## Data to use
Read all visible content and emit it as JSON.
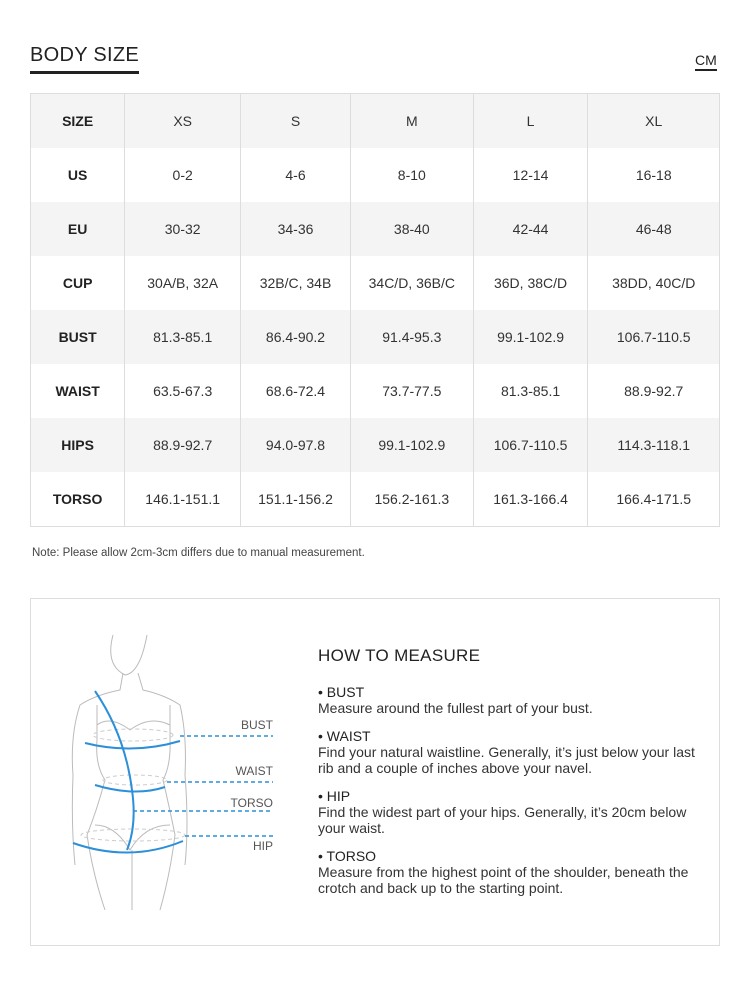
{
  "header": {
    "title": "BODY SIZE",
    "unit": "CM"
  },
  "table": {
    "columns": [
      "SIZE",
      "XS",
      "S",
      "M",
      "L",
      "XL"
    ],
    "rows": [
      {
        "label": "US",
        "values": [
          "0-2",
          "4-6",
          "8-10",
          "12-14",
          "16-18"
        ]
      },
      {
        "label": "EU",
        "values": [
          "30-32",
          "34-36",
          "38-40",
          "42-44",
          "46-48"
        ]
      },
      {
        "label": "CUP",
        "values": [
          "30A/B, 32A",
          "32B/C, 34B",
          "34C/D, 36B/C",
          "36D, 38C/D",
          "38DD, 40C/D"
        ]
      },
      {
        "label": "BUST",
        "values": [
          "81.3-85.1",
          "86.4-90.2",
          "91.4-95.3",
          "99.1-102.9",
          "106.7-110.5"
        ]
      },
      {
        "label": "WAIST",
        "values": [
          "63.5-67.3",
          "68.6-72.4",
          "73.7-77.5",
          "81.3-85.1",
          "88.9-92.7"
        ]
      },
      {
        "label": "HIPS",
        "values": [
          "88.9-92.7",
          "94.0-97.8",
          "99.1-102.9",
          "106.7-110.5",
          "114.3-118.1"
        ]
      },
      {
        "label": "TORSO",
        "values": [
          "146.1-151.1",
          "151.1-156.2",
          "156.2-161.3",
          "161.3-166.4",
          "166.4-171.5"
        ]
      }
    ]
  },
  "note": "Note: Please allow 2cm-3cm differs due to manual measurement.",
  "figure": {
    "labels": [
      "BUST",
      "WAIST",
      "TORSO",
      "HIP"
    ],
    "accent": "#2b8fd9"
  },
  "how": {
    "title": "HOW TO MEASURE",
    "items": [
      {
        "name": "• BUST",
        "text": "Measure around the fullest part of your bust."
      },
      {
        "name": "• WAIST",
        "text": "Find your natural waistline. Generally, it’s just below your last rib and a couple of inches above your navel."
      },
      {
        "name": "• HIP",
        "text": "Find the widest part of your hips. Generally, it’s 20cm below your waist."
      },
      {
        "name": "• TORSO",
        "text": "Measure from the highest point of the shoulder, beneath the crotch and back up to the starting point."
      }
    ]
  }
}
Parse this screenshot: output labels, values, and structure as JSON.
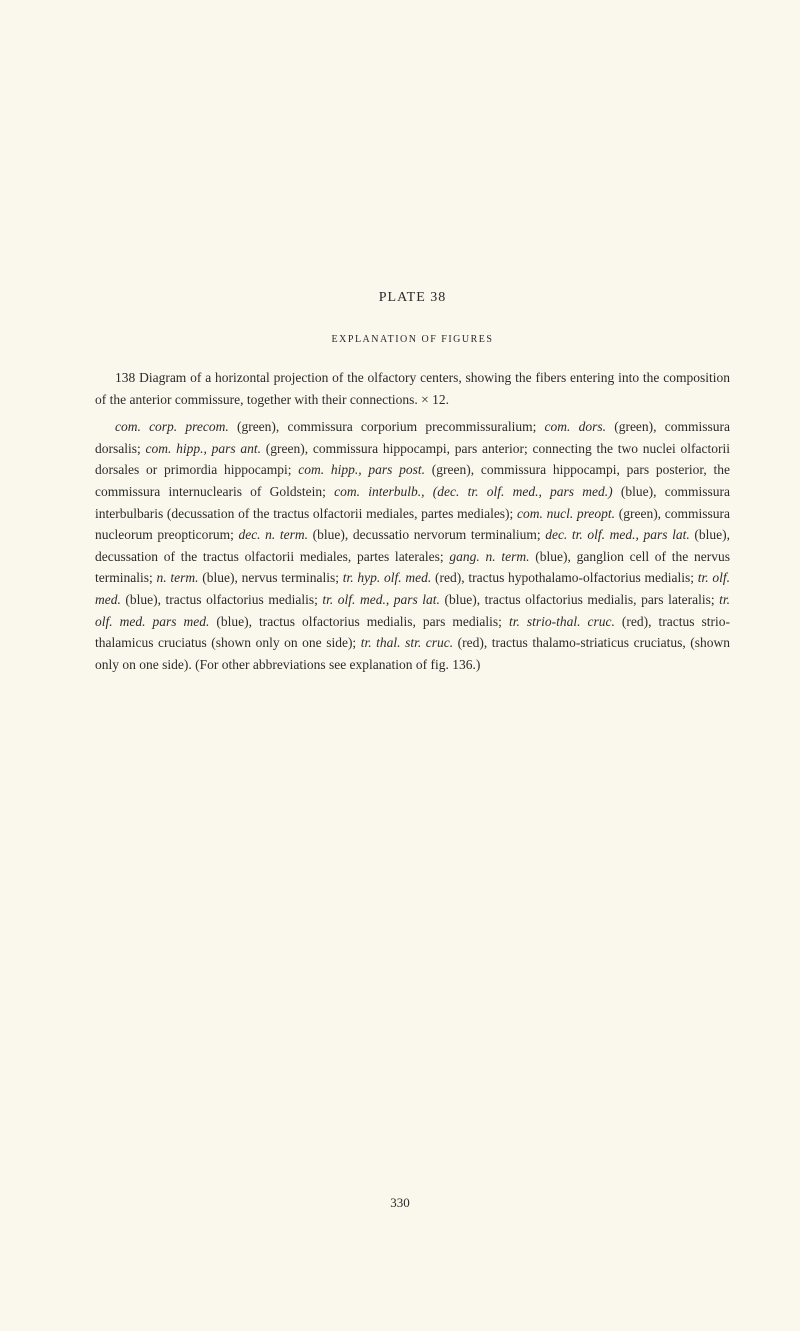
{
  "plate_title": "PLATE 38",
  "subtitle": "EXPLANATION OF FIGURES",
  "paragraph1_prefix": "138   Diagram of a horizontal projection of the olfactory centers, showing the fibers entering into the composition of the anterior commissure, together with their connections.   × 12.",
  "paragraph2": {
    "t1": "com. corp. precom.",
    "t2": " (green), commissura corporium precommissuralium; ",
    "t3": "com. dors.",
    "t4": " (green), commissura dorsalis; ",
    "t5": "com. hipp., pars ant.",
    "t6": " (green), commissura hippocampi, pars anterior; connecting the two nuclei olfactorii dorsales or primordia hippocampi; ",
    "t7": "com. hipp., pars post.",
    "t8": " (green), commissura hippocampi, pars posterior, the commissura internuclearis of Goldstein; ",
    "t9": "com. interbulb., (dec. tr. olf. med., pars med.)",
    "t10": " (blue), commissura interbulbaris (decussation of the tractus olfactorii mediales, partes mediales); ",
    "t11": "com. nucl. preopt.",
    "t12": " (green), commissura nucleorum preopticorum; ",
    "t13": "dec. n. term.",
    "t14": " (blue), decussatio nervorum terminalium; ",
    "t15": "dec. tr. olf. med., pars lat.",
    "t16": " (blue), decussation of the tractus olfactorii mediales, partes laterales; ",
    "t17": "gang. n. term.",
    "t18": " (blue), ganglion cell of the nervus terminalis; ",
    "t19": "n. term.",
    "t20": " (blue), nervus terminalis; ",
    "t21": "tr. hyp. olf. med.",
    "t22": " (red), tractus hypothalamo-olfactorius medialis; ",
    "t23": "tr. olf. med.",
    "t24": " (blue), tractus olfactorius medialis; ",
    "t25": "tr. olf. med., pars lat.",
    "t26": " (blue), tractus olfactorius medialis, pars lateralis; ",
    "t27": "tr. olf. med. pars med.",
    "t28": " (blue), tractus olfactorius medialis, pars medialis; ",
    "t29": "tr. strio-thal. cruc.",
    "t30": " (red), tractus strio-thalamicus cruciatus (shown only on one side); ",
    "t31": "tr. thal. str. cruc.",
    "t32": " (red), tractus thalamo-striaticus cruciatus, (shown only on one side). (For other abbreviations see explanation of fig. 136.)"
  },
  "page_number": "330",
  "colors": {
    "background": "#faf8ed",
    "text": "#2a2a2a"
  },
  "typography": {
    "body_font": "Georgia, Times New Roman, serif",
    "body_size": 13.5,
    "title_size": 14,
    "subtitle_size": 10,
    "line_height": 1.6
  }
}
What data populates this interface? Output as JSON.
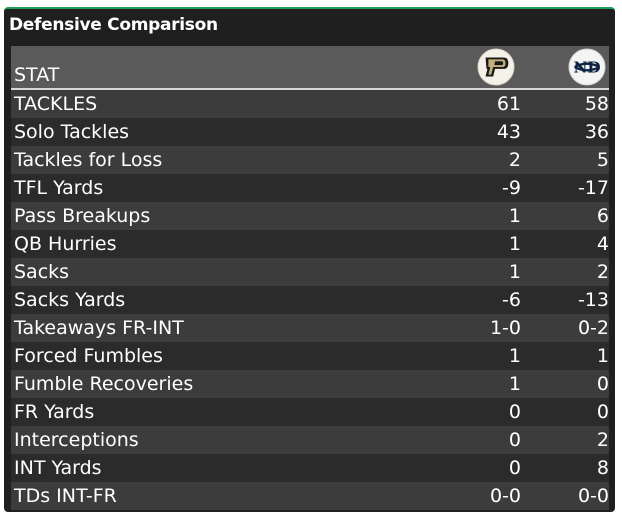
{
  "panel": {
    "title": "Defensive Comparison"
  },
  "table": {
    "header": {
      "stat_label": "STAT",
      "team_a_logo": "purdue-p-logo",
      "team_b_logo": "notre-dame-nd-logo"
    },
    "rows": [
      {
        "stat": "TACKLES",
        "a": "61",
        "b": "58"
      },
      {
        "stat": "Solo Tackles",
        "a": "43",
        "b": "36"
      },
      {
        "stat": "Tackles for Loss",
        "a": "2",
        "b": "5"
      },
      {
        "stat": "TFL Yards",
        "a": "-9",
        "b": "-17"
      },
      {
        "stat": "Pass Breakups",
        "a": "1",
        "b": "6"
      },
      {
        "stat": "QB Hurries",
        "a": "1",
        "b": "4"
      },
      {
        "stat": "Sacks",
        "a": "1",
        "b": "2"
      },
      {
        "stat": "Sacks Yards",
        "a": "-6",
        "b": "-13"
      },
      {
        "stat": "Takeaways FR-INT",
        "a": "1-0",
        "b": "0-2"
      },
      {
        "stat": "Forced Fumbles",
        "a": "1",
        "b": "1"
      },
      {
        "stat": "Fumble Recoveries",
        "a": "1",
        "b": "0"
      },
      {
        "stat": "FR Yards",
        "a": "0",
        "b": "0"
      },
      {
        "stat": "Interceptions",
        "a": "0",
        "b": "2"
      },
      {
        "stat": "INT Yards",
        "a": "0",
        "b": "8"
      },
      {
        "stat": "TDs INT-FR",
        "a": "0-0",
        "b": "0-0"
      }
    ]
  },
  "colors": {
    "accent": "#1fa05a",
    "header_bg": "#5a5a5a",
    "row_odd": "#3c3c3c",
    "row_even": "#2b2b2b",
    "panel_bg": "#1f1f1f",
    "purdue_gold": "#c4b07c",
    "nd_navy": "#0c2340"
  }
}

## Task prompt
Reproduce the listing exactly. Leave its pictures out.

## Reply
Read all visible content and emit it as JSON.
{
  "header": {
    "title": "BODY SIZE",
    "unit": "CM"
  },
  "table": {
    "columns": [
      "SIZE",
      "XS",
      "S",
      "M",
      "L",
      "XL"
    ],
    "rows": [
      {
        "label": "US",
        "values": [
          "0-2",
          "4-6",
          "8-10",
          "12-14",
          "16-18"
        ]
      },
      {
        "label": "EU",
        "values": [
          "30-32",
          "34-36",
          "38-40",
          "42-44",
          "46-48"
        ]
      },
      {
        "label": "CUP",
        "values": [
          "30A/B, 32A",
          "32B/C, 34B",
          "34C/D, 36B/C",
          "36D, 38C/D",
          "38DD, 40C/D"
        ]
      },
      {
        "label": "BUST",
        "values": [
          "81.3-85.1",
          "86.4-90.2",
          "91.4-95.3",
          "99.1-102.9",
          "106.7-110.5"
        ]
      },
      {
        "label": "WAIST",
        "values": [
          "63.5-67.3",
          "68.6-72.4",
          "73.7-77.5",
          "81.3-85.1",
          "88.9-92.7"
        ]
      },
      {
        "label": "HIPS",
        "values": [
          "88.9-92.7",
          "94.0-97.8",
          "99.1-102.9",
          "106.7-110.5",
          "114.3-118.1"
        ]
      },
      {
        "label": "TORSO",
        "values": [
          "146.1-151.1",
          "151.1-156.2",
          "156.2-161.3",
          "161.3-166.4",
          "166.4-171.5"
        ]
      }
    ]
  },
  "note": "Note: Please allow 2cm-3cm differs due to manual measurement.",
  "figure": {
    "labels": [
      "BUST",
      "WAIST",
      "TORSO",
      "HIP"
    ],
    "accent": "#2b8fd9"
  },
  "how": {
    "title": "HOW TO MEASURE",
    "items": [
      {
        "name": "• BUST",
        "text": "Measure around the fullest part of your bust."
      },
      {
        "name": "• WAIST",
        "text": "Find your natural waistline. Generally, it’s just below your last rib and a couple of inches above your navel."
      },
      {
        "name": "• HIP",
        "text": "Find the widest part of your hips. Generally, it’s 20cm below your waist."
      },
      {
        "name": "• TORSO",
        "text": "Measure from the highest point of the shoulder, beneath the crotch and back up to the starting point."
      }
    ]
  }
}
Parse this screenshot: output labels, values, and structure as JSON.
{
  "plate_title": "PLATE 38",
  "subtitle": "EXPLANATION OF FIGURES",
  "paragraph1_prefix": "138   Diagram of a horizontal projection of the olfactory centers, showing the fibers entering into the composition of the anterior commissure, together with their connections.   × 12.",
  "paragraph2": {
    "t1": "com. corp. precom.",
    "t2": " (green), commissura corporium precommissuralium; ",
    "t3": "com. dors.",
    "t4": " (green), commissura dorsalis; ",
    "t5": "com. hipp., pars ant.",
    "t6": " (green), commissura hippocampi, pars anterior; connecting the two nuclei olfactorii dorsales or primordia hippocampi; ",
    "t7": "com. hipp., pars post.",
    "t8": " (green), commissura hippocampi, pars posterior, the commissura internuclearis of Goldstein; ",
    "t9": "com. interbulb., (dec. tr. olf. med., pars med.)",
    "t10": " (blue), commissura interbulbaris (decussation of the tractus olfactorii mediales, partes mediales); ",
    "t11": "com. nucl. preopt.",
    "t12": " (green), commissura nucleorum preopticorum; ",
    "t13": "dec. n. term.",
    "t14": " (blue), decussatio nervorum terminalium; ",
    "t15": "dec. tr. olf. med., pars lat.",
    "t16": " (blue), decussation of the tractus olfactorii mediales, partes laterales; ",
    "t17": "gang. n. term.",
    "t18": " (blue), ganglion cell of the nervus terminalis; ",
    "t19": "n. term.",
    "t20": " (blue), nervus terminalis; ",
    "t21": "tr. hyp. olf. med.",
    "t22": " (red), tractus hypothalamo-olfactorius medialis; ",
    "t23": "tr. olf. med.",
    "t24": " (blue), tractus olfactorius medialis; ",
    "t25": "tr. olf. med., pars lat.",
    "t26": " (blue), tractus olfactorius medialis, pars lateralis; ",
    "t27": "tr. olf. med. pars med.",
    "t28": " (blue), tractus olfactorius medialis, pars medialis; ",
    "t29": "tr. strio-thal. cruc.",
    "t30": " (red), tractus strio-thalamicus cruciatus (shown only on one side); ",
    "t31": "tr. thal. str. cruc.",
    "t32": " (red), tractus thalamo-striaticus cruciatus, (shown only on one side). (For other abbreviations see explanation of fig. 136.)"
  },
  "page_number": "330",
  "colors": {
    "background": "#faf8ed",
    "text": "#2a2a2a"
  },
  "typography": {
    "body_font": "Georgia, Times New Roman, serif",
    "body_size": 13.5,
    "title_size": 14,
    "subtitle_size": 10,
    "line_height": 1.6
  }
}
What data populates this interface? Output as JSON.
{
  "panel": {
    "title": "Defensive Comparison"
  },
  "table": {
    "header": {
      "stat_label": "STAT",
      "team_a_logo": "purdue-p-logo",
      "team_b_logo": "notre-dame-nd-logo"
    },
    "rows": [
      {
        "stat": "TACKLES",
        "a": "61",
        "b": "58"
      },
      {
        "stat": "Solo Tackles",
        "a": "43",
        "b": "36"
      },
      {
        "stat": "Tackles for Loss",
        "a": "2",
        "b": "5"
      },
      {
        "stat": "TFL Yards",
        "a": "-9",
        "b": "-17"
      },
      {
        "stat": "Pass Breakups",
        "a": "1",
        "b": "6"
      },
      {
        "stat": "QB Hurries",
        "a": "1",
        "b": "4"
      },
      {
        "stat": "Sacks",
        "a": "1",
        "b": "2"
      },
      {
        "stat": "Sacks Yards",
        "a": "-6",
        "b": "-13"
      },
      {
        "stat": "Takeaways FR-INT",
        "a": "1-0",
        "b": "0-2"
      },
      {
        "stat": "Forced Fumbles",
        "a": "1",
        "b": "1"
      },
      {
        "stat": "Fumble Recoveries",
        "a": "1",
        "b": "0"
      },
      {
        "stat": "FR Yards",
        "a": "0",
        "b": "0"
      },
      {
        "stat": "Interceptions",
        "a": "0",
        "b": "2"
      },
      {
        "stat": "INT Yards",
        "a": "0",
        "b": "8"
      },
      {
        "stat": "TDs INT-FR",
        "a": "0-0",
        "b": "0-0"
      }
    ]
  },
  "colors": {
    "accent": "#1fa05a",
    "header_bg": "#5a5a5a",
    "row_odd": "#3c3c3c",
    "row_even": "#2b2b2b",
    "panel_bg": "#1f1f1f",
    "purdue_gold": "#c4b07c",
    "nd_navy": "#0c2340"
  }
}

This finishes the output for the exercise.